GIVEN DATA:
>> start

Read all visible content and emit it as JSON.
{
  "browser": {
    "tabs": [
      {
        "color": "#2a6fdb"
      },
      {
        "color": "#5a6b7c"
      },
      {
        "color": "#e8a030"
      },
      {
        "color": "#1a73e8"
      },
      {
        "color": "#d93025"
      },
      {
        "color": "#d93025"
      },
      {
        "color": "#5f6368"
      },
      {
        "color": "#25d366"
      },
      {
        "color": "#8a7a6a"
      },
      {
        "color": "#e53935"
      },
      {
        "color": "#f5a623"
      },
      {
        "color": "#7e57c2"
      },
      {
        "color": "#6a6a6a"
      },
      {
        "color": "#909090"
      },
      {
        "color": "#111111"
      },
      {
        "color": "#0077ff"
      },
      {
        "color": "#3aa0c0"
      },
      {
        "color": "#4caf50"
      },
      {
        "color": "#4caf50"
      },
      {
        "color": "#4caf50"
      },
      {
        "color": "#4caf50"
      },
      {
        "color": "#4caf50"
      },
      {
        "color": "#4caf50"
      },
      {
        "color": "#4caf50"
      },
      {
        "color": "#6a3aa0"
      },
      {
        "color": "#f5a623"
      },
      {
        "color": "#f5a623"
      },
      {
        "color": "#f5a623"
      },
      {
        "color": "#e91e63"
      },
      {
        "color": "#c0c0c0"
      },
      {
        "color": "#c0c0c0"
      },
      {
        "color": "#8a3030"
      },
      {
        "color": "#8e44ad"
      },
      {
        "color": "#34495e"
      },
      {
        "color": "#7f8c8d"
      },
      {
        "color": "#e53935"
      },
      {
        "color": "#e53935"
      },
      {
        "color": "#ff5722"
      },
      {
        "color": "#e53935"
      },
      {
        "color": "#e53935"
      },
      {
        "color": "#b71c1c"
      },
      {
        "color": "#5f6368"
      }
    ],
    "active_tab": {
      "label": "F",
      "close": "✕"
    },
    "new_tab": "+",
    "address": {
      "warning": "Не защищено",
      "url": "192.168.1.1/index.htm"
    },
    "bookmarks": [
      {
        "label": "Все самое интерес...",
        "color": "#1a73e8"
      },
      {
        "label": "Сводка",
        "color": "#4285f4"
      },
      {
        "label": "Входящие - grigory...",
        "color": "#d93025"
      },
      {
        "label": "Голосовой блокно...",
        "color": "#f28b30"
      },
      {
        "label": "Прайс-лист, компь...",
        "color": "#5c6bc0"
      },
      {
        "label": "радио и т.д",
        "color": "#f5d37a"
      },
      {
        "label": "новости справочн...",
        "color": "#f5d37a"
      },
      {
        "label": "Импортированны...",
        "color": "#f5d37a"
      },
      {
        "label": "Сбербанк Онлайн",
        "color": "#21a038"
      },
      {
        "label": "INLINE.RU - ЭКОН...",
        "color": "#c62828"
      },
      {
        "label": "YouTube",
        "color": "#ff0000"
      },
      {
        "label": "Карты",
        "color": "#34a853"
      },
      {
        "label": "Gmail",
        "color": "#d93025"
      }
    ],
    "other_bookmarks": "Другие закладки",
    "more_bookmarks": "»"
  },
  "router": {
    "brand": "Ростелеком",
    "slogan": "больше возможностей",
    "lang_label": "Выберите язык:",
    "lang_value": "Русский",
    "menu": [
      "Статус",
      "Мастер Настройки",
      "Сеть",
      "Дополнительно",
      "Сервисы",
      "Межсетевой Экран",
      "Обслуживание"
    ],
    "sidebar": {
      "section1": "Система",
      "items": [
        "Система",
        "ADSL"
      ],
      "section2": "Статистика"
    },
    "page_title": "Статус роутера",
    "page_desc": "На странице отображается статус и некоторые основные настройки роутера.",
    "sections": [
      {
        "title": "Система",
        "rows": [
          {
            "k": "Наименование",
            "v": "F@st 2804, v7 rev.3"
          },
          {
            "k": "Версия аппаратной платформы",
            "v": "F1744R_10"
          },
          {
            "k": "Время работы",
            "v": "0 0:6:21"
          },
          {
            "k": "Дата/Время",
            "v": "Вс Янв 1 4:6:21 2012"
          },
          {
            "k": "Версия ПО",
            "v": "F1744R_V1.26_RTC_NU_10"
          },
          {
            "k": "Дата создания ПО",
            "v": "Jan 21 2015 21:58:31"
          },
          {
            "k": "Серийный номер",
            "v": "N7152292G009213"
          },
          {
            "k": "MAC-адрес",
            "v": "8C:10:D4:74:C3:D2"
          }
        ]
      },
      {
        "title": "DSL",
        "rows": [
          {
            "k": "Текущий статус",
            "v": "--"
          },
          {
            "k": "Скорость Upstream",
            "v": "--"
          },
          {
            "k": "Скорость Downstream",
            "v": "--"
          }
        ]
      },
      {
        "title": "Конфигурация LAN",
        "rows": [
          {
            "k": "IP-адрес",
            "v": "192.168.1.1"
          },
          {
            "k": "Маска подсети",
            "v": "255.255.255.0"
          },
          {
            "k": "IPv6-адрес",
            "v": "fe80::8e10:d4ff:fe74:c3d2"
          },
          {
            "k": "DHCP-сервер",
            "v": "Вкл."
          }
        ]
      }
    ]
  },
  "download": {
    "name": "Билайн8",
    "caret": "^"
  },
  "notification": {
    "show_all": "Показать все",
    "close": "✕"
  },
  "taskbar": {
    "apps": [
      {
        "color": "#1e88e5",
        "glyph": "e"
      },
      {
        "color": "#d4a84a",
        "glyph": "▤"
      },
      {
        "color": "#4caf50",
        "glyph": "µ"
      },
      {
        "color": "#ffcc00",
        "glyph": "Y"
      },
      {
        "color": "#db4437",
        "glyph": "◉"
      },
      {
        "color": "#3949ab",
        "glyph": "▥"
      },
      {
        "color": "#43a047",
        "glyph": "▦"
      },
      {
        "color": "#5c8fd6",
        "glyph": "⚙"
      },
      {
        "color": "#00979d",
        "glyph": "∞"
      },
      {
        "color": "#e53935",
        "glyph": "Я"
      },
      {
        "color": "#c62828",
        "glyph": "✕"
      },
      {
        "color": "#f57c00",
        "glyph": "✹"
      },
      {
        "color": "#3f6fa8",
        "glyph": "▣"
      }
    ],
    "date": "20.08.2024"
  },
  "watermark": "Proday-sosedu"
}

>> end
>> start

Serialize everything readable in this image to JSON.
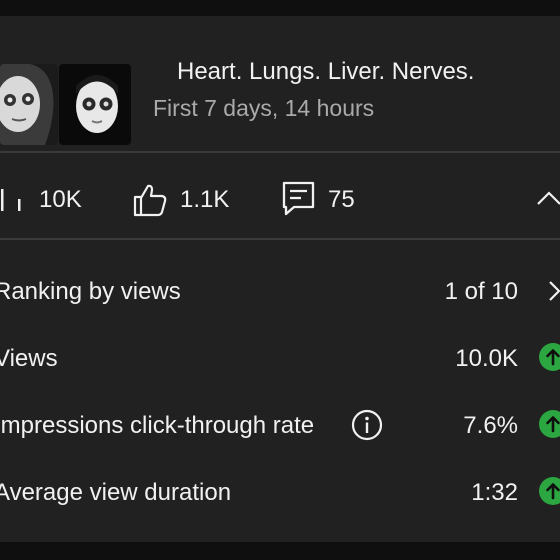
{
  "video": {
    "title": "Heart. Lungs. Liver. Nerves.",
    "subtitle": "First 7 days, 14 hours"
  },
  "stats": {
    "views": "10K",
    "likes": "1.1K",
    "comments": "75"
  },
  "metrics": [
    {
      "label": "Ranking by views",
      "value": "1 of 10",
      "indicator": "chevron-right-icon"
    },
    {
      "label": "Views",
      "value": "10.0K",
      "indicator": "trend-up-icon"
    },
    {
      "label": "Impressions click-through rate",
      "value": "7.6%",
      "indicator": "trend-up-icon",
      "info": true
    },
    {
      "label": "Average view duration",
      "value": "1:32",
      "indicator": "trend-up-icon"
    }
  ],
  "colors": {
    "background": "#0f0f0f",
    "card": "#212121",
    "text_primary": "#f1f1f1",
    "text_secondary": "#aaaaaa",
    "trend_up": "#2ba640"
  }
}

>> end

WHAT IS EXPECTED: In the records above, collect each line with "icon".

ANSWER BELOW:
      "indicator": "chevron-right-icon"
      "indicator": "trend-up-icon"
      "indicator": "trend-up-icon",
      "indicator": "trend-up-icon"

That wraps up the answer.